§ Supplied text
──────

HPRC has a lot of other software pre-installed on each cluster. Before trying to download or install anything, check these pages to see if it’s already available:
If you see that the software you need is installed on HPRC already, you will just have to load the relevant module.
For example:
If you need to use ‘matplotlib’ on Grace, you can search for it using the ‘Grace Software List’ link above. Click on the search results and you will be shown a long list of matplotlib ‘modules’. Which one you choose will depend on what other software you need it to work with.
If you want one of the newer builds, for example, you want to load Python 3.8.2. You can type in your terminal:
$ module load matplotlib/3.2.1-intel-2020a-Python-3.8.2
Your current session will then have access to matplotlib. If you disconnect and come back later, you’ll have to load it up again.
See the HPRC module wiki page for more information.
If you need entirely new software installed, you may ask HPRC help. If it’s of wide-enough interest (see their policies here), HPRC could install it themselves as a module. You can also ask them if you need already-existing software put into a new module (if, for example, you need something built against python 3, but only a python 2 module exists).
- Any MitchComp group member has access to the MitchComp group area /scratch/group/mitchcomp/ and may write his/her data there. You can use this area to organize your group’s works.
- If you are using MitchComp’s group area, make sure to set premissions to group readable and writable by “chmod g+ws filename” command.
- On Grace, every file stored in the group directory is charged to the group’s quota.
Clusters Details
More info from HPRC here.
Terra | Grace | |
---|---|---|
Nodes | 320 | 925 |
Cores | 9,632 | 44,656 |
CPU Architecture | x86_64 Intel 14-core 2.4GHz Broadwell |
x86_64 Intel Xeon 6248R (Cascade Lake), 3.0GHz, 24-core |
Interconnect | Intel Omni-Path Fabric 100 Series switches | Mellanox HDR 100 InfiniBand |
Accelerator | 1 NVIDIA K80 Accelerator2 NVIDIA 32GB V100 GPUs | 2 NVIDIA A100 40GB GPU2 NVIDIA RTX 6000 24GB GPU4 NVIDIA T4 16GB GPU |
Job Scheduler | Slurm | Slurm |
File System | GPFS; 5.5 PB raw (Jul 2019) | Lustre and GPFS |
Production Date | Spring 2017 | Spring 2021 |
Coding Resources
There are multiple computing languages used in our projects. Below are some of the external resources group members have used for introduction or reference.

──────

§ Record extracts
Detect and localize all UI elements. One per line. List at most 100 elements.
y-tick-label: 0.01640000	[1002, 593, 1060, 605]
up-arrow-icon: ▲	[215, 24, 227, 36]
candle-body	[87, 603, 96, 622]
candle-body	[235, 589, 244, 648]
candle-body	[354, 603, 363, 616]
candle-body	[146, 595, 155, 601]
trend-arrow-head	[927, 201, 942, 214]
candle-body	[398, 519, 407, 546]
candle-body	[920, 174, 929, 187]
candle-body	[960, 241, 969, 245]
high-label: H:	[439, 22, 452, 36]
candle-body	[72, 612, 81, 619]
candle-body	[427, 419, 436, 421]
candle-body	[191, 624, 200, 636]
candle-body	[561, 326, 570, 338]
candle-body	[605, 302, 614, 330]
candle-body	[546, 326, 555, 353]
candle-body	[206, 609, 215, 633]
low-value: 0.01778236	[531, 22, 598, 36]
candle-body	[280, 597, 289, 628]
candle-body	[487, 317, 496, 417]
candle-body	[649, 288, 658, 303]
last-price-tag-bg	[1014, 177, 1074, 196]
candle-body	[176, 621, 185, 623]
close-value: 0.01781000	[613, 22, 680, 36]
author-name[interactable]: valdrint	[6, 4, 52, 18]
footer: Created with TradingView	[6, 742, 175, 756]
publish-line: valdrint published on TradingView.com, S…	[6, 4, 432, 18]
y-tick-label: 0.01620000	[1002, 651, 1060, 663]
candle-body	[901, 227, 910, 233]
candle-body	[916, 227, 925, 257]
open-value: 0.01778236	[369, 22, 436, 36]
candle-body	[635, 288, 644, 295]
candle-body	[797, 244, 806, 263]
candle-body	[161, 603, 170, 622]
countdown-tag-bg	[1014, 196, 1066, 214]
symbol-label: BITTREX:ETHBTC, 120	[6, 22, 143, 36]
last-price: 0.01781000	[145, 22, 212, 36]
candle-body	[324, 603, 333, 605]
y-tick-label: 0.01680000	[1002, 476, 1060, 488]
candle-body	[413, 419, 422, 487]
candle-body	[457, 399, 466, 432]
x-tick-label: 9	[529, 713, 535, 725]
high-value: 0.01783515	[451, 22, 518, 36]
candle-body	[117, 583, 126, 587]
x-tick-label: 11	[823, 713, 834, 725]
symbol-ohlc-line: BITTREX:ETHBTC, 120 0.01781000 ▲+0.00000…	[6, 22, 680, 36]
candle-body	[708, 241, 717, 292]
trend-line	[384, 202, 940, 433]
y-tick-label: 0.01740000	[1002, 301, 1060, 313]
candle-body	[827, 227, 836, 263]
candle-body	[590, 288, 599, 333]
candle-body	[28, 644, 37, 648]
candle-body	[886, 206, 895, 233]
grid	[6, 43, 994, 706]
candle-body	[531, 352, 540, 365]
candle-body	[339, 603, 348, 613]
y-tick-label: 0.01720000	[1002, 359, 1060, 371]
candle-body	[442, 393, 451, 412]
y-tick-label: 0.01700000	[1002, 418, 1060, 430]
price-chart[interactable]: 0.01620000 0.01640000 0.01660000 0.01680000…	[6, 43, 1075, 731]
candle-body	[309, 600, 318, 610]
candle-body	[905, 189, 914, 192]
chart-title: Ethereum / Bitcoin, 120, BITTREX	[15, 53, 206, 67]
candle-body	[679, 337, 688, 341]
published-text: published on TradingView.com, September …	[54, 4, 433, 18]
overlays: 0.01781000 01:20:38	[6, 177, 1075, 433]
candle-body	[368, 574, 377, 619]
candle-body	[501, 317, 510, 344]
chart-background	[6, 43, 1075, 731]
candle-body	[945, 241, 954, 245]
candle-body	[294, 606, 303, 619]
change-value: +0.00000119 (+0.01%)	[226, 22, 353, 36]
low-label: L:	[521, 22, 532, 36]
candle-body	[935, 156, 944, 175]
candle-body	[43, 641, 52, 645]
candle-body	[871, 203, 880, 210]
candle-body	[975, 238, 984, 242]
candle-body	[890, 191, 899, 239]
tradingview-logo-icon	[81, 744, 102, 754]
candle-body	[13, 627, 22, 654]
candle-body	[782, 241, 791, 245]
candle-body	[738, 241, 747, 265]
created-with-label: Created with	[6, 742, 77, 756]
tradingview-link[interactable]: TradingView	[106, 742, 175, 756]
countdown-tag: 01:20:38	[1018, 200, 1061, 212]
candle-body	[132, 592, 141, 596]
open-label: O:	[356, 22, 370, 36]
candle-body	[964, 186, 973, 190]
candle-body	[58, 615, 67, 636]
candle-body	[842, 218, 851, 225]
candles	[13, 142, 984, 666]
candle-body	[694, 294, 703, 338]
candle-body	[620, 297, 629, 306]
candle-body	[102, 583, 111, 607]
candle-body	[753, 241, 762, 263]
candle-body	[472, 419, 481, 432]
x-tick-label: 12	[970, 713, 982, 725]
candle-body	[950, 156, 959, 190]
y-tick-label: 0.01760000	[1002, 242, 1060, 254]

──────

§ Instructions to follow
Please write the next part of the HPRC cluster guide, starting right after its final sentence. The material comes from a different source than the text about the HPRC clusters.

§ Expected answer
- https://www.w3schools.com: Tutorials for HTML, CSS, PHP, and other web-development topics. Includes some decent reference pages as well.
- https://www.codecademy.com: Introductory, interactive lessons for Python, Bash/Shell, and other languages. Good if you’re new to coding. Requires an account, but you can get the low-level stuff for free (you may get lots of ‘upgrade to pro’ spam, though).
- https://ryanstutorials.net: Introductory lessons for Linux, Bash, HTML, and other useful computing topics.
- https://www.python.org: Everything Python—documentation and introductions and resources.
- http://www.cplusplus.com: Everything C++—tutorials, reference, forums, etc.
- search engines: There are many more resources than the above list; you may find others that make more sense to you. Further, once you start coding, it will be inefficient to search through official documentations and tutorials will not always have the exact answer you’re looking for. Get used to searching error codes and reading through StackExchange conversations.
- https://linkedinlearning.tamu.edu/: Not specifically a coding resource, but TAMU gives us access to a lot of training videos here. Topics include coding, but also many other subjects relevant to your professional life.
Check through the webpages of each experiment (linked on the mitchcomp homepage) for more detailed usage information specific to our/your work (and let us know if the page for your experiment needs updating.).